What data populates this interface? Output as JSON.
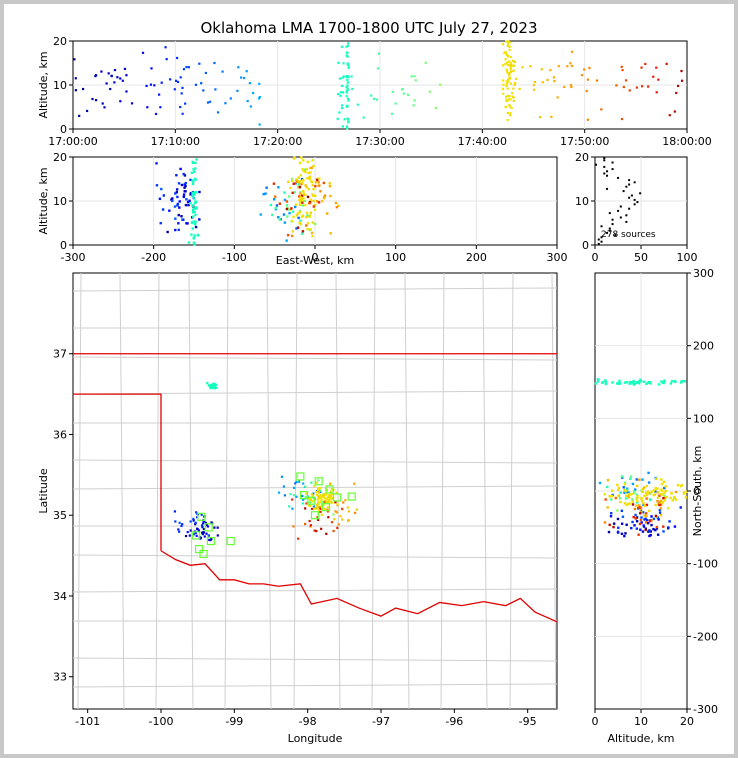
{
  "title": "Oklahoma LMA 1700-1800 UTC July 27, 2023",
  "source_count": "278 sources",
  "chart_data": [
    {
      "type": "scatter",
      "panel": "altitude-time",
      "xlim": [
        "17:00:00",
        "18:00:00"
      ],
      "ylim": [
        0,
        20
      ],
      "ylabel": "Altitude, km",
      "xticks": [
        "17:00:00",
        "17:10:00",
        "17:20:00",
        "17:30:00",
        "17:40:00",
        "17:50:00",
        "18:00:00"
      ],
      "yticks": [
        "0",
        "10",
        "20"
      ],
      "grid": true
    },
    {
      "type": "scatter",
      "panel": "east-west-altitude",
      "xlim": [
        -300,
        300
      ],
      "ylim": [
        0,
        20
      ],
      "xlabel": "East-West, km",
      "ylabel": "Altitude, km",
      "xticks": [
        "-300",
        "-200",
        "-100",
        "0",
        "100",
        "200",
        "300"
      ],
      "yticks": [
        "0",
        "10",
        "20"
      ],
      "grid": true
    },
    {
      "type": "histogram",
      "panel": "altitude-count",
      "xlim": [
        0,
        100
      ],
      "ylim": [
        0,
        20
      ],
      "xticks": [
        "0",
        "50",
        "100"
      ],
      "yticks": [
        "0",
        "10",
        "20"
      ],
      "annotation": "278 sources",
      "grid": true
    },
    {
      "type": "scatter",
      "panel": "plan-view-map",
      "xlim": [
        -101.2,
        -94.6
      ],
      "ylim": [
        32.6,
        38.0
      ],
      "xlabel": "Longitude",
      "ylabel": "Latitude",
      "xticks": [
        "-101",
        "-100",
        "-99",
        "-98",
        "-97",
        "-96",
        "-95"
      ],
      "yticks": [
        "33",
        "34",
        "35",
        "36",
        "37"
      ],
      "stations": [
        {
          "lon": -98.1,
          "lat": 35.48
        },
        {
          "lon": -97.85,
          "lat": 35.42
        },
        {
          "lon": -97.7,
          "lat": 35.32
        },
        {
          "lon": -98.05,
          "lat": 35.25
        },
        {
          "lon": -97.95,
          "lat": 35.18
        },
        {
          "lon": -97.75,
          "lat": 35.1
        },
        {
          "lon": -97.6,
          "lat": 35.22
        },
        {
          "lon": -97.4,
          "lat": 35.23
        },
        {
          "lon": -97.9,
          "lat": 35.0
        },
        {
          "lon": -99.45,
          "lat": 34.98
        },
        {
          "lon": -99.35,
          "lat": 34.85
        },
        {
          "lon": -99.52,
          "lat": 34.75
        },
        {
          "lon": -99.32,
          "lat": 34.68
        },
        {
          "lon": -99.05,
          "lat": 34.68
        },
        {
          "lon": -99.48,
          "lat": 34.58
        },
        {
          "lon": -99.42,
          "lat": 34.52
        }
      ]
    },
    {
      "type": "scatter",
      "panel": "altitude-north-south",
      "xlim": [
        0,
        20
      ],
      "ylim": [
        -300,
        300
      ],
      "xlabel": "Altitude, km",
      "ylabel": "North-South, km",
      "xticks": [
        "0",
        "10",
        "20"
      ],
      "yticks": [
        "-300",
        "-200",
        "-100",
        "0",
        "100",
        "200",
        "300"
      ],
      "grid": true
    }
  ]
}
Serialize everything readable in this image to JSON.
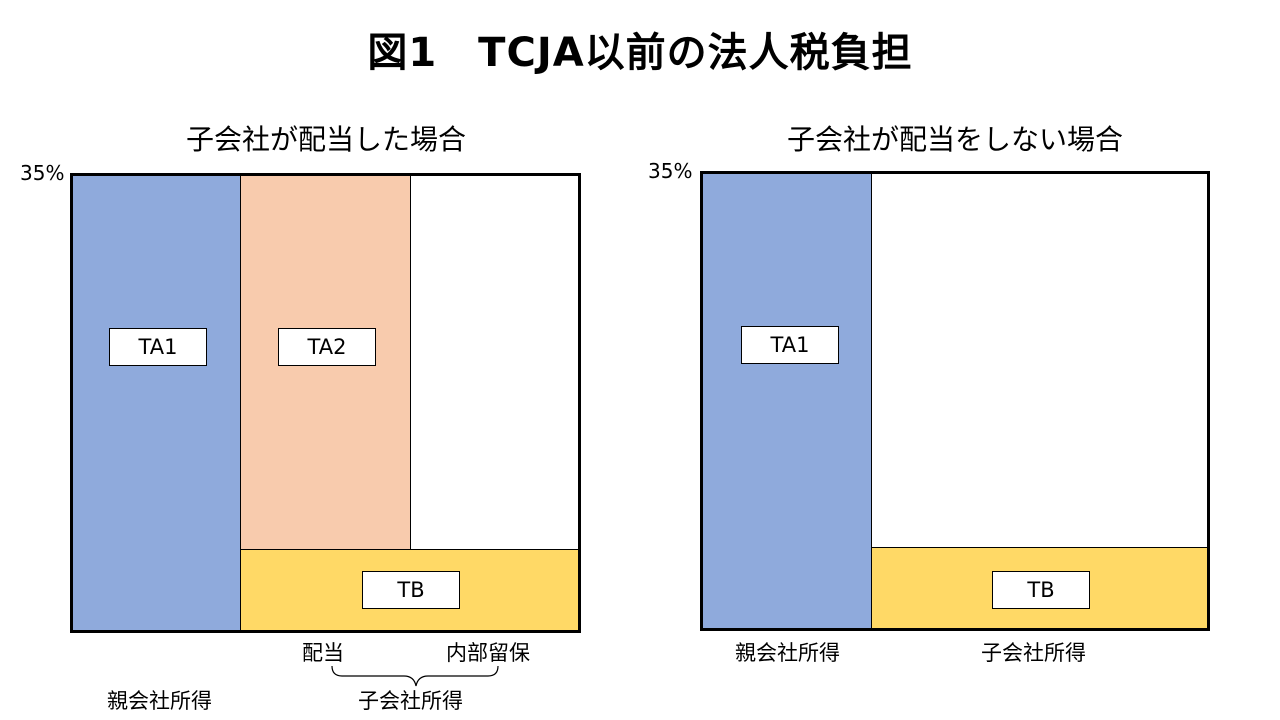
{
  "title": "図1　TCJA以前の法人税負担",
  "left_panel": {
    "title": "子会社が配当した場合",
    "y_max": "35%",
    "blocks": {
      "ta1": "TA1",
      "ta2": "TA2",
      "tb": "TB"
    },
    "labels": {
      "parent_income": "親会社所得",
      "dividend": "配当",
      "retained": "内部留保",
      "subsidiary_income": "子会社所得"
    }
  },
  "right_panel": {
    "title": "子会社が配当をしない場合",
    "y_max": "35%",
    "blocks": {
      "ta1": "TA1",
      "tb": "TB"
    },
    "labels": {
      "parent_income": "親会社所得",
      "subsidiary_income": "子会社所得"
    }
  },
  "colors": {
    "parent_tax": "#8faadc",
    "dividend_tax": "#f8cbad",
    "subsidiary_tax": "#ffd966"
  }
}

## TASK STATEMENT
Keep the pictures out of the copy and write out the data exactly as it stands.

## OUTPUT OF THE EXERCISE
What data populates this interface? Output as JSON.
{
  "title": "Oklahoma LMA 1700-1800 UTC July 27, 2023",
  "source_count": "278 sources",
  "chart_data": [
    {
      "type": "scatter",
      "panel": "altitude-time",
      "xlim": [
        "17:00:00",
        "18:00:00"
      ],
      "ylim": [
        0,
        20
      ],
      "ylabel": "Altitude, km",
      "xticks": [
        "17:00:00",
        "17:10:00",
        "17:20:00",
        "17:30:00",
        "17:40:00",
        "17:50:00",
        "18:00:00"
      ],
      "yticks": [
        "0",
        "10",
        "20"
      ],
      "grid": true
    },
    {
      "type": "scatter",
      "panel": "east-west-altitude",
      "xlim": [
        -300,
        300
      ],
      "ylim": [
        0,
        20
      ],
      "xlabel": "East-West, km",
      "ylabel": "Altitude, km",
      "xticks": [
        "-300",
        "-200",
        "-100",
        "0",
        "100",
        "200",
        "300"
      ],
      "yticks": [
        "0",
        "10",
        "20"
      ],
      "grid": true
    },
    {
      "type": "histogram",
      "panel": "altitude-count",
      "xlim": [
        0,
        100
      ],
      "ylim": [
        0,
        20
      ],
      "xticks": [
        "0",
        "50",
        "100"
      ],
      "yticks": [
        "0",
        "10",
        "20"
      ],
      "annotation": "278 sources",
      "grid": true
    },
    {
      "type": "scatter",
      "panel": "plan-view-map",
      "xlim": [
        -101.2,
        -94.6
      ],
      "ylim": [
        32.6,
        38.0
      ],
      "xlabel": "Longitude",
      "ylabel": "Latitude",
      "xticks": [
        "-101",
        "-100",
        "-99",
        "-98",
        "-97",
        "-96",
        "-95"
      ],
      "yticks": [
        "33",
        "34",
        "35",
        "36",
        "37"
      ],
      "stations": [
        {
          "lon": -98.1,
          "lat": 35.48
        },
        {
          "lon": -97.85,
          "lat": 35.42
        },
        {
          "lon": -97.7,
          "lat": 35.32
        },
        {
          "lon": -98.05,
          "lat": 35.25
        },
        {
          "lon": -97.95,
          "lat": 35.18
        },
        {
          "lon": -97.75,
          "lat": 35.1
        },
        {
          "lon": -97.6,
          "lat": 35.22
        },
        {
          "lon": -97.4,
          "lat": 35.23
        },
        {
          "lon": -97.9,
          "lat": 35.0
        },
        {
          "lon": -99.45,
          "lat": 34.98
        },
        {
          "lon": -99.35,
          "lat": 34.85
        },
        {
          "lon": -99.52,
          "lat": 34.75
        },
        {
          "lon": -99.32,
          "lat": 34.68
        },
        {
          "lon": -99.05,
          "lat": 34.68
        },
        {
          "lon": -99.48,
          "lat": 34.58
        },
        {
          "lon": -99.42,
          "lat": 34.52
        }
      ]
    },
    {
      "type": "scatter",
      "panel": "altitude-north-south",
      "xlim": [
        0,
        20
      ],
      "ylim": [
        -300,
        300
      ],
      "xlabel": "Altitude, km",
      "ylabel": "North-South, km",
      "xticks": [
        "0",
        "10",
        "20"
      ],
      "yticks": [
        "-300",
        "-200",
        "-100",
        "0",
        "100",
        "200",
        "300"
      ],
      "grid": true
    }
  ]
}
Serialize everything readable in this image to JSON.
{
  "title": "図1　TCJA以前の法人税負担",
  "left_panel": {
    "title": "子会社が配当した場合",
    "y_max": "35%",
    "blocks": {
      "ta1": "TA1",
      "ta2": "TA2",
      "tb": "TB"
    },
    "labels": {
      "parent_income": "親会社所得",
      "dividend": "配当",
      "retained": "内部留保",
      "subsidiary_income": "子会社所得"
    }
  },
  "right_panel": {
    "title": "子会社が配当をしない場合",
    "y_max": "35%",
    "blocks": {
      "ta1": "TA1",
      "tb": "TB"
    },
    "labels": {
      "parent_income": "親会社所得",
      "subsidiary_income": "子会社所得"
    }
  },
  "colors": {
    "parent_tax": "#8faadc",
    "dividend_tax": "#f8cbad",
    "subsidiary_tax": "#ffd966"
  }
}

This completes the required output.